Dataset entries:
* Start *
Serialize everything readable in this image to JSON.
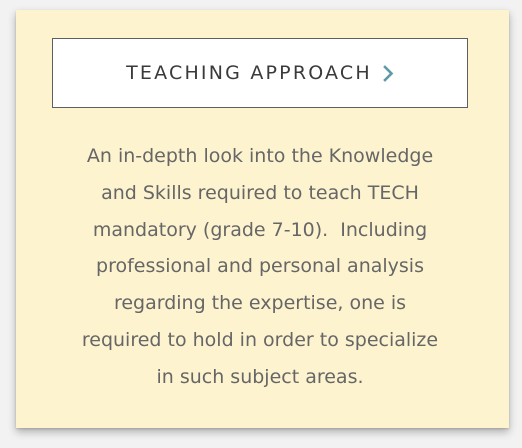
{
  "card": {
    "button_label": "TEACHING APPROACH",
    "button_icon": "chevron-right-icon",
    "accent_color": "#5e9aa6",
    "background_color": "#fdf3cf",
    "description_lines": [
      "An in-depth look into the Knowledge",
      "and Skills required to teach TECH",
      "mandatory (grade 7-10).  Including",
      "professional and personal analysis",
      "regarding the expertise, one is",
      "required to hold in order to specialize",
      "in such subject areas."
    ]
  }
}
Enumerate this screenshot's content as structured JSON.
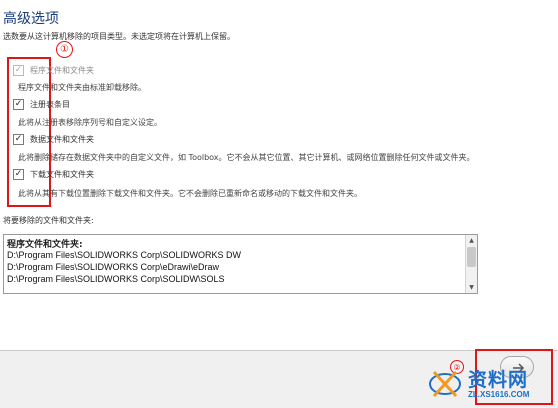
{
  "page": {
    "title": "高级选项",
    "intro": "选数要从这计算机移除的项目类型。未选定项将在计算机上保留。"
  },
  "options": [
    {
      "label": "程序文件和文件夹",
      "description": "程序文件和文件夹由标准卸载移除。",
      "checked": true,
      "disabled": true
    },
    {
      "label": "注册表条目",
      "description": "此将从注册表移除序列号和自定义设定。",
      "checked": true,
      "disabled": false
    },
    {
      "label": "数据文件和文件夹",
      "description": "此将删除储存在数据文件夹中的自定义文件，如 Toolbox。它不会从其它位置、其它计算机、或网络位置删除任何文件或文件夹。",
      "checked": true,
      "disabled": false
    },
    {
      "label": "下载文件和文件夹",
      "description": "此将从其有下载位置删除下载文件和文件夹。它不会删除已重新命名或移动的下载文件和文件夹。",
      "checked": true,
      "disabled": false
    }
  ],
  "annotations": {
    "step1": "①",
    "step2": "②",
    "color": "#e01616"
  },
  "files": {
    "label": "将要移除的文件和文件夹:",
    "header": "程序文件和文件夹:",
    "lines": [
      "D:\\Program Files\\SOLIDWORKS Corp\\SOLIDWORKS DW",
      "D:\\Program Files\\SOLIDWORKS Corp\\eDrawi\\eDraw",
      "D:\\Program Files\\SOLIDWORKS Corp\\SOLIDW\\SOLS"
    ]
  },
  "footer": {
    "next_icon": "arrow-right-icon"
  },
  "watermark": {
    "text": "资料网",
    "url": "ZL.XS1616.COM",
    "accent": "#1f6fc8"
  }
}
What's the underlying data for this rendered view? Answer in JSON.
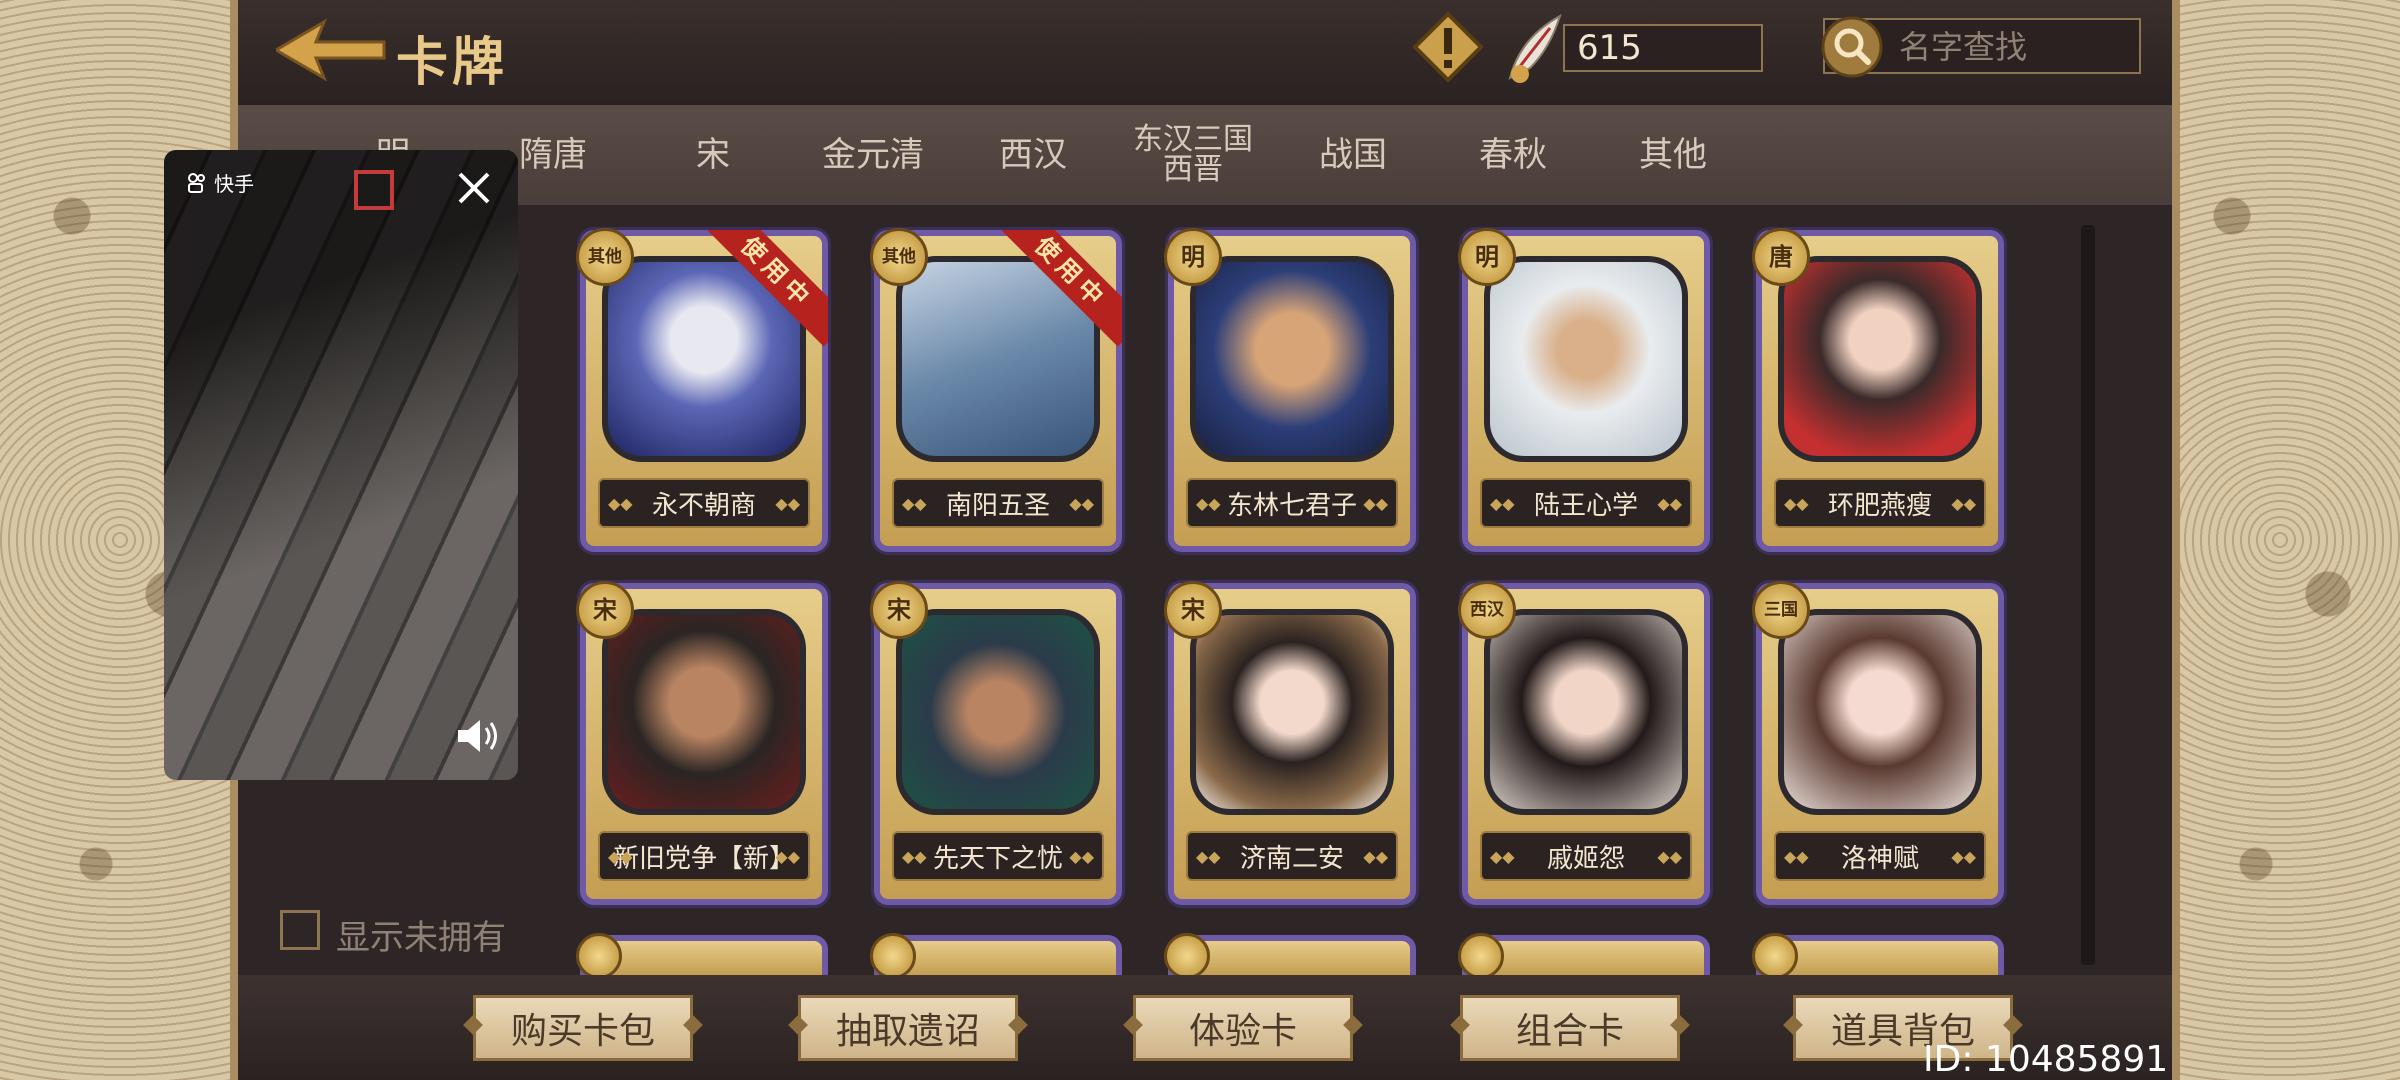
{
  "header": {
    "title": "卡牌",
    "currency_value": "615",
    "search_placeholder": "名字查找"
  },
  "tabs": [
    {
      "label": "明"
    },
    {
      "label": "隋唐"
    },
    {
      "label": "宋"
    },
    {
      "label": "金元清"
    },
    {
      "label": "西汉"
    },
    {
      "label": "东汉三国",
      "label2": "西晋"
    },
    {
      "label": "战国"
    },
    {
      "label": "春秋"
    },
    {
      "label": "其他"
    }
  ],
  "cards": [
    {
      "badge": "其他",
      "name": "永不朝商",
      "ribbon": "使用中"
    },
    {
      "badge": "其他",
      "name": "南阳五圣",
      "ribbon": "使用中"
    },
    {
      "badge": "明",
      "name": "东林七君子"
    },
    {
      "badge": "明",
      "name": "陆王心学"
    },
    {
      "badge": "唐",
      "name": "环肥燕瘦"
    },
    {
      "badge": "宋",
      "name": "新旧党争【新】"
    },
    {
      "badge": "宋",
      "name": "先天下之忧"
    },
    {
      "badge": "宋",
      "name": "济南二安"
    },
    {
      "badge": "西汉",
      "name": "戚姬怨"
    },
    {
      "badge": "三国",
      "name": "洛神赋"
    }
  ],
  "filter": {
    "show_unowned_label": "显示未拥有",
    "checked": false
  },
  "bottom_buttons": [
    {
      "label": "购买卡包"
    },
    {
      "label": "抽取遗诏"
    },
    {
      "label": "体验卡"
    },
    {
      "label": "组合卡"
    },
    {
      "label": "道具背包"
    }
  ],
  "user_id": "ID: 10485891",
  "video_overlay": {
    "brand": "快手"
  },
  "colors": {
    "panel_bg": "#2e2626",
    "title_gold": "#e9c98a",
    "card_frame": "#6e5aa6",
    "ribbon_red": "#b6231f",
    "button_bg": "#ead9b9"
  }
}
* End *
- [Written instruction]: Count the lines above in which the word "icon" appears, then state only that count.

- [Full response]: 2